Extracted information:
+===+

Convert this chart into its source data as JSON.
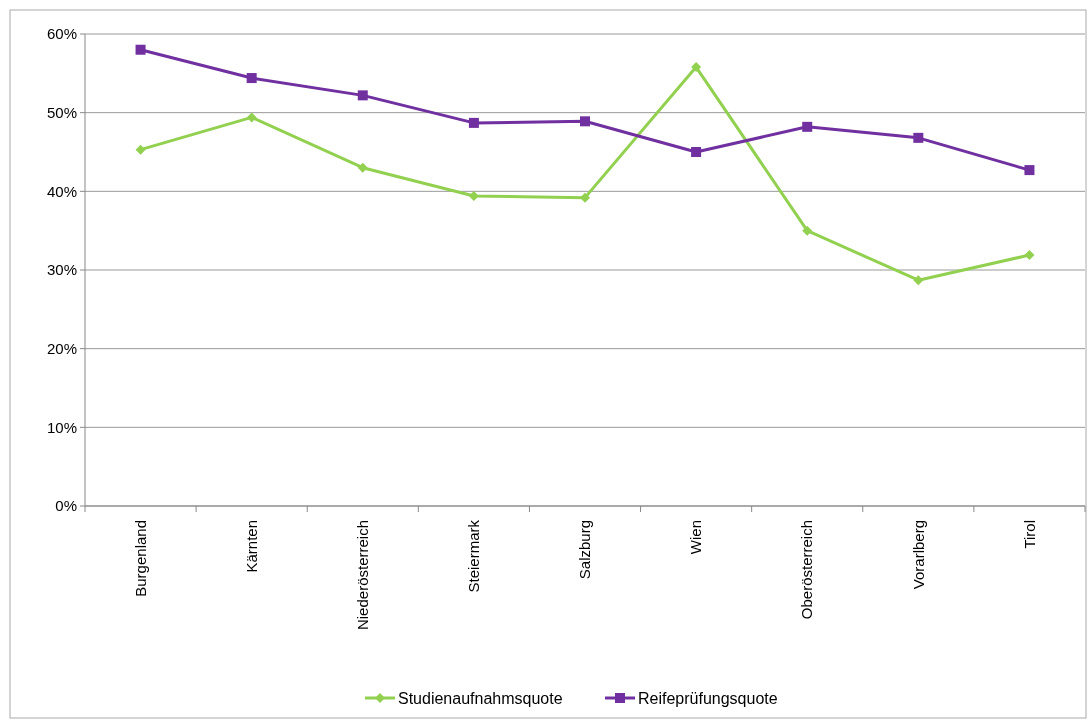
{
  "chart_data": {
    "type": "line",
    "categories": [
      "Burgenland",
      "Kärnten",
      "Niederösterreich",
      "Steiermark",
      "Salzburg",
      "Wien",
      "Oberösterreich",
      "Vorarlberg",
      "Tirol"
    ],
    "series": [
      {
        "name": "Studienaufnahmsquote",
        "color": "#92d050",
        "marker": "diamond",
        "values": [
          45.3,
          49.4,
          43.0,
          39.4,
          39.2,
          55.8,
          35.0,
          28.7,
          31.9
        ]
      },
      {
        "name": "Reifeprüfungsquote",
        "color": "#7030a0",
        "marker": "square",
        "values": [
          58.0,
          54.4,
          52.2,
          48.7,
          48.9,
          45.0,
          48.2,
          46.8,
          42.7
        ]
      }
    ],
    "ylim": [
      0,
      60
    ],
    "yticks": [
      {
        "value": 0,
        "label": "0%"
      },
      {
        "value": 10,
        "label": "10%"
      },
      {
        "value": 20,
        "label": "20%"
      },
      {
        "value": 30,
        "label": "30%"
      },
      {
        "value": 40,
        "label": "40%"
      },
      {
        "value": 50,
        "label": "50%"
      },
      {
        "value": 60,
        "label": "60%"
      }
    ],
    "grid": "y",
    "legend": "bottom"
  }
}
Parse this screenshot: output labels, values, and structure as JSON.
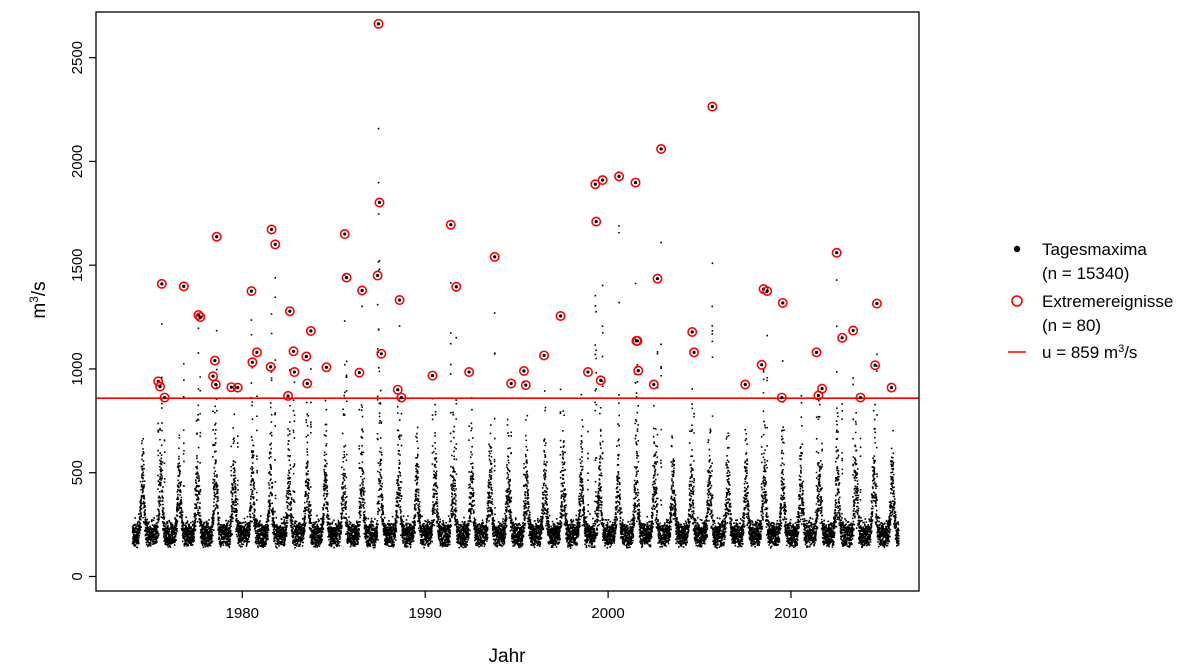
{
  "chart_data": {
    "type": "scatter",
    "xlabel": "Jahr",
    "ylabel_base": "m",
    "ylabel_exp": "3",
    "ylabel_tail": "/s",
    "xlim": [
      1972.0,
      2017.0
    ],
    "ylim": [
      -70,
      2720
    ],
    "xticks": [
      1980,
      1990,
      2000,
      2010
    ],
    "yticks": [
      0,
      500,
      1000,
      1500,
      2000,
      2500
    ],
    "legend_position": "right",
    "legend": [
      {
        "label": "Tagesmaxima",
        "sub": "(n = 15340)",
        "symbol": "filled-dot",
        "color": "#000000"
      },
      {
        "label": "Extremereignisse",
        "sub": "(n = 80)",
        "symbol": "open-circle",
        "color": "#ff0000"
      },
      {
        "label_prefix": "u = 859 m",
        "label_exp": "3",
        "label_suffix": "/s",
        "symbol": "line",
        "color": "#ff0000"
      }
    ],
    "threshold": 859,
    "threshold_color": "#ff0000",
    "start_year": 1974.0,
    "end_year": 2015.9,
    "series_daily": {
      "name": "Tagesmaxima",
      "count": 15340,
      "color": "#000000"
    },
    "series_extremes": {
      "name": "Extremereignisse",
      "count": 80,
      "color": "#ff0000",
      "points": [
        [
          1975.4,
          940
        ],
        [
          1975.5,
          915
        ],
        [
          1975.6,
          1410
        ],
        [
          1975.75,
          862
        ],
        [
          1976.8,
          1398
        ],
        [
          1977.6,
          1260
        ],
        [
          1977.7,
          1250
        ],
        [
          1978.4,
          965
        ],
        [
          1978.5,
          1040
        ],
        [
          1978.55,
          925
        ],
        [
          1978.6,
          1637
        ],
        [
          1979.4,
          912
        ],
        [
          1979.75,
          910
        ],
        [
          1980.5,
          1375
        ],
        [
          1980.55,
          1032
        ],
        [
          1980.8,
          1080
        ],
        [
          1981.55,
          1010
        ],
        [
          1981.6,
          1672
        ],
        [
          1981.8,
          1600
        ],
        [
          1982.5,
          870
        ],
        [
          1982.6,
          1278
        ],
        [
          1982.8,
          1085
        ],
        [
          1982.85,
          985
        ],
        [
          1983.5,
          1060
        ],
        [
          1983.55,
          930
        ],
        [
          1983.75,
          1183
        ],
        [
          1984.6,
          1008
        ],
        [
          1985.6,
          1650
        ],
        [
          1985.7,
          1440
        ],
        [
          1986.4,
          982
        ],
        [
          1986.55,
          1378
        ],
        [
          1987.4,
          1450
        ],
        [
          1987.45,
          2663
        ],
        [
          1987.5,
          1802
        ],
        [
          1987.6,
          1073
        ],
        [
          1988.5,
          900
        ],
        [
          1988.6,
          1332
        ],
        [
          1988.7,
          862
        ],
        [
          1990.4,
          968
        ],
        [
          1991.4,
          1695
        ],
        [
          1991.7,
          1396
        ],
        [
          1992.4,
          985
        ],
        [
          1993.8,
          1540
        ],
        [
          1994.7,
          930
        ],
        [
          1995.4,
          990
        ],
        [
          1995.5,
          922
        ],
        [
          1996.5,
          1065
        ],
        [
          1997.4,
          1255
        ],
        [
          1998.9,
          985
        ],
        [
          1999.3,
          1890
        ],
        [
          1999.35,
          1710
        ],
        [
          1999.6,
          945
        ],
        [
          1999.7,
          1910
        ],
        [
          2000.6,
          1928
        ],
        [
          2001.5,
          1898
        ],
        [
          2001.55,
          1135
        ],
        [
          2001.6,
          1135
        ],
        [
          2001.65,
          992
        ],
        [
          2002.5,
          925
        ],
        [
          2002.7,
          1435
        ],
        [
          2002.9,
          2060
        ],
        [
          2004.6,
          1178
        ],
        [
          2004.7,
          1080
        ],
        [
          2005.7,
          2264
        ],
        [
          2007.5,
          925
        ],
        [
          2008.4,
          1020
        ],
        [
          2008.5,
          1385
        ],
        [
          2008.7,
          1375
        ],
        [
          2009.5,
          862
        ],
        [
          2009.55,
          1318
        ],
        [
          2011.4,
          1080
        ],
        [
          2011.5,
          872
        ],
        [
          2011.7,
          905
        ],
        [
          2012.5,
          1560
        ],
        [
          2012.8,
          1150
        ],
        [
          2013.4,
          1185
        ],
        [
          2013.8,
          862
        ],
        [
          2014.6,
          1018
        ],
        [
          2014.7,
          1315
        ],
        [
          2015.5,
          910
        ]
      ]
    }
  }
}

+===+

The exercise:
Output, exactly, all the records above; include no pictures.

Answer to the problem:
Convert this chart into its source data as JSON.
{
  "chart_data": {
    "type": "line",
    "categories": [
      "Burgenland",
      "Kärnten",
      "Niederösterreich",
      "Steiermark",
      "Salzburg",
      "Wien",
      "Oberösterreich",
      "Vorarlberg",
      "Tirol"
    ],
    "series": [
      {
        "name": "Studienaufnahmsquote",
        "color": "#92d050",
        "marker": "diamond",
        "values": [
          45.3,
          49.4,
          43.0,
          39.4,
          39.2,
          55.8,
          35.0,
          28.7,
          31.9
        ]
      },
      {
        "name": "Reifeprüfungsquote",
        "color": "#7030a0",
        "marker": "square",
        "values": [
          58.0,
          54.4,
          52.2,
          48.7,
          48.9,
          45.0,
          48.2,
          46.8,
          42.7
        ]
      }
    ],
    "ylim": [
      0,
      60
    ],
    "yticks": [
      {
        "value": 0,
        "label": "0%"
      },
      {
        "value": 10,
        "label": "10%"
      },
      {
        "value": 20,
        "label": "20%"
      },
      {
        "value": 30,
        "label": "30%"
      },
      {
        "value": 40,
        "label": "40%"
      },
      {
        "value": 50,
        "label": "50%"
      },
      {
        "value": 60,
        "label": "60%"
      }
    ],
    "grid": "y",
    "legend": "bottom"
  }
}
Parse this screenshot: output labels, values, and structure as JSON.
{
  "chart_data": {
    "type": "scatter",
    "xlabel": "Jahr",
    "ylabel_base": "m",
    "ylabel_exp": "3",
    "ylabel_tail": "/s",
    "xlim": [
      1972.0,
      2017.0
    ],
    "ylim": [
      -70,
      2720
    ],
    "xticks": [
      1980,
      1990,
      2000,
      2010
    ],
    "yticks": [
      0,
      500,
      1000,
      1500,
      2000,
      2500
    ],
    "legend_position": "right",
    "legend": [
      {
        "label": "Tagesmaxima",
        "sub": "(n = 15340)",
        "symbol": "filled-dot",
        "color": "#000000"
      },
      {
        "label": "Extremereignisse",
        "sub": "(n = 80)",
        "symbol": "open-circle",
        "color": "#ff0000"
      },
      {
        "label_prefix": "u = 859 m",
        "label_exp": "3",
        "label_suffix": "/s",
        "symbol": "line",
        "color": "#ff0000"
      }
    ],
    "threshold": 859,
    "threshold_color": "#ff0000",
    "start_year": 1974.0,
    "end_year": 2015.9,
    "series_daily": {
      "name": "Tagesmaxima",
      "count": 15340,
      "color": "#000000"
    },
    "series_extremes": {
      "name": "Extremereignisse",
      "count": 80,
      "color": "#ff0000",
      "points": [
        [
          1975.4,
          940
        ],
        [
          1975.5,
          915
        ],
        [
          1975.6,
          1410
        ],
        [
          1975.75,
          862
        ],
        [
          1976.8,
          1398
        ],
        [
          1977.6,
          1260
        ],
        [
          1977.7,
          1250
        ],
        [
          1978.4,
          965
        ],
        [
          1978.5,
          1040
        ],
        [
          1978.55,
          925
        ],
        [
          1978.6,
          1637
        ],
        [
          1979.4,
          912
        ],
        [
          1979.75,
          910
        ],
        [
          1980.5,
          1375
        ],
        [
          1980.55,
          1032
        ],
        [
          1980.8,
          1080
        ],
        [
          1981.55,
          1010
        ],
        [
          1981.6,
          1672
        ],
        [
          1981.8,
          1600
        ],
        [
          1982.5,
          870
        ],
        [
          1982.6,
          1278
        ],
        [
          1982.8,
          1085
        ],
        [
          1982.85,
          985
        ],
        [
          1983.5,
          1060
        ],
        [
          1983.55,
          930
        ],
        [
          1983.75,
          1183
        ],
        [
          1984.6,
          1008
        ],
        [
          1985.6,
          1650
        ],
        [
          1985.7,
          1440
        ],
        [
          1986.4,
          982
        ],
        [
          1986.55,
          1378
        ],
        [
          1987.4,
          1450
        ],
        [
          1987.45,
          2663
        ],
        [
          1987.5,
          1802
        ],
        [
          1987.6,
          1073
        ],
        [
          1988.5,
          900
        ],
        [
          1988.6,
          1332
        ],
        [
          1988.7,
          862
        ],
        [
          1990.4,
          968
        ],
        [
          1991.4,
          1695
        ],
        [
          1991.7,
          1396
        ],
        [
          1992.4,
          985
        ],
        [
          1993.8,
          1540
        ],
        [
          1994.7,
          930
        ],
        [
          1995.4,
          990
        ],
        [
          1995.5,
          922
        ],
        [
          1996.5,
          1065
        ],
        [
          1997.4,
          1255
        ],
        [
          1998.9,
          985
        ],
        [
          1999.3,
          1890
        ],
        [
          1999.35,
          1710
        ],
        [
          1999.6,
          945
        ],
        [
          1999.7,
          1910
        ],
        [
          2000.6,
          1928
        ],
        [
          2001.5,
          1898
        ],
        [
          2001.55,
          1135
        ],
        [
          2001.6,
          1135
        ],
        [
          2001.65,
          992
        ],
        [
          2002.5,
          925
        ],
        [
          2002.7,
          1435
        ],
        [
          2002.9,
          2060
        ],
        [
          2004.6,
          1178
        ],
        [
          2004.7,
          1080
        ],
        [
          2005.7,
          2264
        ],
        [
          2007.5,
          925
        ],
        [
          2008.4,
          1020
        ],
        [
          2008.5,
          1385
        ],
        [
          2008.7,
          1375
        ],
        [
          2009.5,
          862
        ],
        [
          2009.55,
          1318
        ],
        [
          2011.4,
          1080
        ],
        [
          2011.5,
          872
        ],
        [
          2011.7,
          905
        ],
        [
          2012.5,
          1560
        ],
        [
          2012.8,
          1150
        ],
        [
          2013.4,
          1185
        ],
        [
          2013.8,
          862
        ],
        [
          2014.6,
          1018
        ],
        [
          2014.7,
          1315
        ],
        [
          2015.5,
          910
        ]
      ]
    }
  }
}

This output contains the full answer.